• Goal: Every line below is to be copied exactly, with the pictures left out.

[Extracted records]

----------

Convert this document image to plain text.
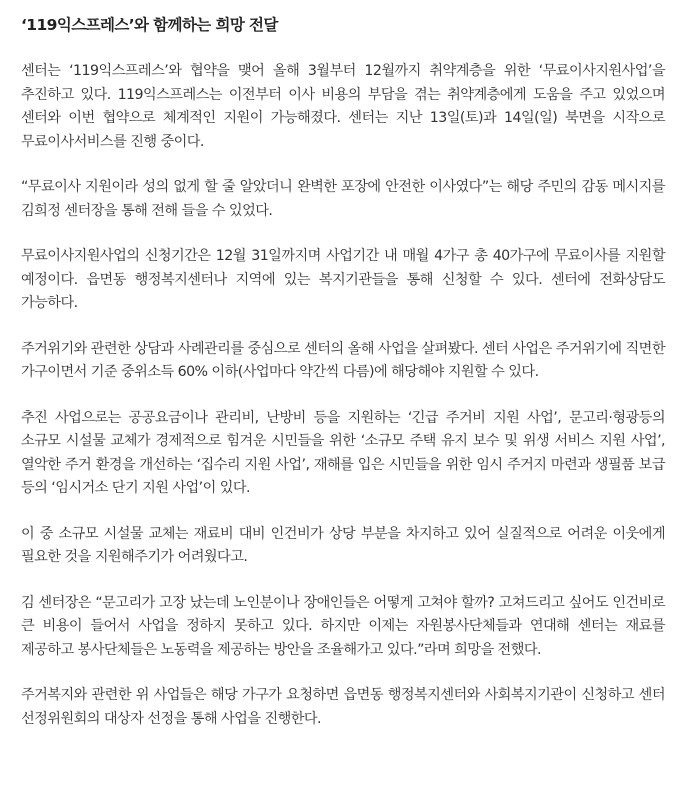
‘119익스프레스’와 함께하는 희망 전달

센터는 ‘119익스프레스’와 협약을 맺어 올해 3월부터 12월까지 취약계층을 위한 ‘무료이사지원사업’을 추진하고 있다. 119익스프레스는 이전부터 이사 비용의 부담을 겪는 취약계층에게 도움을 주고 있었으며 센터와 이번 협약으로 체계적인 지원이 가능해졌다. 센터는 지난 13일(토)과 14일(일) 북면을 시작으로 무료이사서비스를 진행 중이다.

“무료이사 지원이라 성의 없게 할 줄 알았더니 완벽한 포장에 안전한 이사였다”는 해당 주민의 감동 메시지를 김희정 센터장을 통해 전해 들을 수 있었다.

무료이사지원사업의 신청기간은 12월 31일까지며 사업기간 내 매월 4가구 총 40가구에 무료이사를 지원할 예정이다. 읍면동 행정복지센터나 지역에 있는 복지기관들을 통해 신청할 수 있다. 센터에 전화상담도 가능하다.

주거위기와 관련한 상담과 사례관리를 중심으로 센터의 올해 사업을 살펴봤다. 센터 사업은 주거위기에 직면한 가구이면서 기준 중위소득 60% 이하(사업마다 약간씩 다름)에 해당해야 지원할 수 있다.

추진 사업으로는 공공요금이나 관리비, 난방비 등을 지원하는 ‘긴급 주거비 지원 사업’, 문고리·형광등의 소규모 시설물 교체가 경제적으로 힘겨운 시민들을 위한 ‘소규모 주택 유지 보수 및 위생 서비스 지원 사업’, 열악한 주거 환경을 개선하는 ‘집수리 지원 사업’, 재해를 입은 시민들을 위한 임시 주거지 마련과 생필품 보급 등의 ‘임시거소 단기 지원 사업’이 있다.

이 중 소규모 시설물 교체는 재료비 대비 인건비가 상당 부분을 차지하고 있어 실질적으로 어려운 이웃에게 필요한 것을 지원해주기가 어려웠다고.

김 센터장은 “문고리가 고장 났는데 노인분이나 장애인들은 어떻게 고쳐야 할까? 고쳐드리고 싶어도 인건비로 큰 비용이 들어서 사업을 정하지 못하고 있다. 하지만 이제는 자원봉사단체들과 연대해 센터는 재료를 제공하고 봉사단체들은 노동력을 제공하는 방안을 조율해가고 있다.”라며 희망을 전했다.

주거복지와 관련한 위 사업들은 해당 가구가 요청하면 읍면동 행정복지센터와 사회복지기관이 신청하고 센터 선정위원회의 대상자 선정을 통해 사업을 진행한다.
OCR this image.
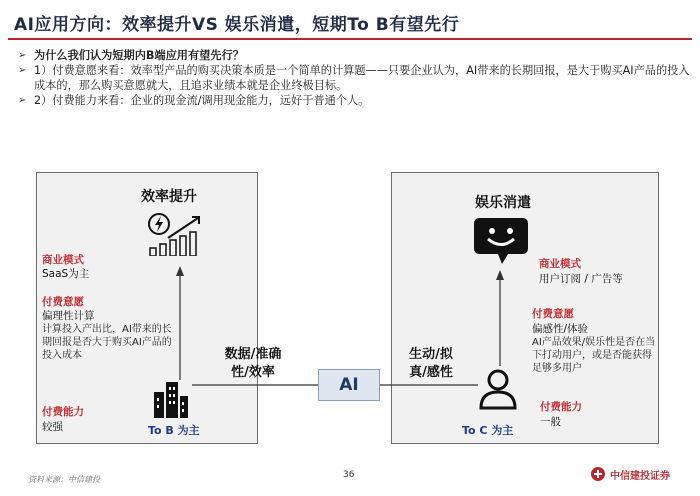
AI应用方向：效率提升VS 娱乐消遣，短期To B有望先行
➢ 为什么我们认为短期内B端应用有望先行？
➢ 1）付费意愿来看：效率型产品的购买决策本质是一个简单的计算题——只要企业认为，AI带来的长期回报，是大于购买AI产品的投入成本的，那么购买意愿就大，且追求业绩本就是企业终极目标。
➢ 2）付费能力来看：企业的现金流/调用现金能力，远好于普通个人。
效率提升
商业模式
SaaS为主
付费意愿
偏理性计算
计算投入产出比，AI带来的长期回报是否大于购买AI产品的投入成本
付费能力
较强	To B 为主
娱乐消遣
商业模式
用户订阅 / 广告等
付费意愿
偏感性/体验
AI产品效果/娱乐性是否在当下打动用户，或是否能获得足够多用户
付费能力
一般
To C 为主
数据/准确
性/效率
生动/拟
真/感性
AI
资料来源：中信建投	36	中信建投证券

----------

• Reply:
Convert this document image to plain text.
‘119익스프레스’와 함께하는 희망 전달

센터는 ‘119익스프레스’와 협약을 맺어 올해 3월부터 12월까지 취약계층을 위한 ‘무료이사지원사업’을 추진하고 있다. 119익스프레스는 이전부터 이사 비용의 부담을 겪는 취약계층에게 도움을 주고 있었으며 센터와 이번 협약으로 체계적인 지원이 가능해졌다. 센터는 지난 13일(토)과 14일(일) 북면을 시작으로 무료이사서비스를 진행 중이다.

“무료이사 지원이라 성의 없게 할 줄 알았더니 완벽한 포장에 안전한 이사였다”는 해당 주민의 감동 메시지를 김희정 센터장을 통해 전해 들을 수 있었다.

무료이사지원사업의 신청기간은 12월 31일까지며 사업기간 내 매월 4가구 총 40가구에 무료이사를 지원할 예정이다. 읍면동 행정복지센터나 지역에 있는 복지기관들을 통해 신청할 수 있다. 센터에 전화상담도 가능하다.

주거위기와 관련한 상담과 사례관리를 중심으로 센터의 올해 사업을 살펴봤다. 센터 사업은 주거위기에 직면한 가구이면서 기준 중위소득 60% 이하(사업마다 약간씩 다름)에 해당해야 지원할 수 있다.

추진 사업으로는 공공요금이나 관리비, 난방비 등을 지원하는 ‘긴급 주거비 지원 사업’, 문고리·형광등의 소규모 시설물 교체가 경제적으로 힘겨운 시민들을 위한 ‘소규모 주택 유지 보수 및 위생 서비스 지원 사업’, 열악한 주거 환경을 개선하는 ‘집수리 지원 사업’, 재해를 입은 시민들을 위한 임시 주거지 마련과 생필품 보급 등의 ‘임시거소 단기 지원 사업’이 있다.

이 중 소규모 시설물 교체는 재료비 대비 인건비가 상당 부분을 차지하고 있어 실질적으로 어려운 이웃에게 필요한 것을 지원해주기가 어려웠다고.

김 센터장은 “문고리가 고장 났는데 노인분이나 장애인들은 어떻게 고쳐야 할까? 고쳐드리고 싶어도 인건비로 큰 비용이 들어서 사업을 정하지 못하고 있다. 하지만 이제는 자원봉사단체들과 연대해 센터는 재료를 제공하고 봉사단체들은 노동력을 제공하는 방안을 조율해가고 있다.”라며 희망을 전했다.

주거복지와 관련한 위 사업들은 해당 가구가 요청하면 읍면동 행정복지센터와 사회복지기관이 신청하고 센터 선정위원회의 대상자 선정을 통해 사업을 진행한다.
OCR this image.
AI应用方向：效率提升VS 娱乐消遣，短期To B有望先行
➢ 为什么我们认为短期内B端应用有望先行？
➢ 1）付费意愿来看：效率型产品的购买决策本质是一个简单的计算题——只要企业认为，AI带来的长期回报，是大于购买AI产品的投入成本的，那么购买意愿就大，且追求业绩本就是企业终极目标。
➢ 2）付费能力来看：企业的现金流/调用现金能力，远好于普通个人。
效率提升
商业模式
SaaS为主
付费意愿
偏理性计算
计算投入产出比，AI带来的长期回报是否大于购买AI产品的投入成本
付费能力
较强	To B 为主
娱乐消遣
商业模式
用户订阅 / 广告等
付费意愿
偏感性/体验
AI产品效果/娱乐性是否在当下打动用户，或是否能获得足够多用户
付费能力
一般
To C 为主
数据/准确
性/效率
生动/拟
真/感性
AI
资料来源：中信建投	36	中信建投证券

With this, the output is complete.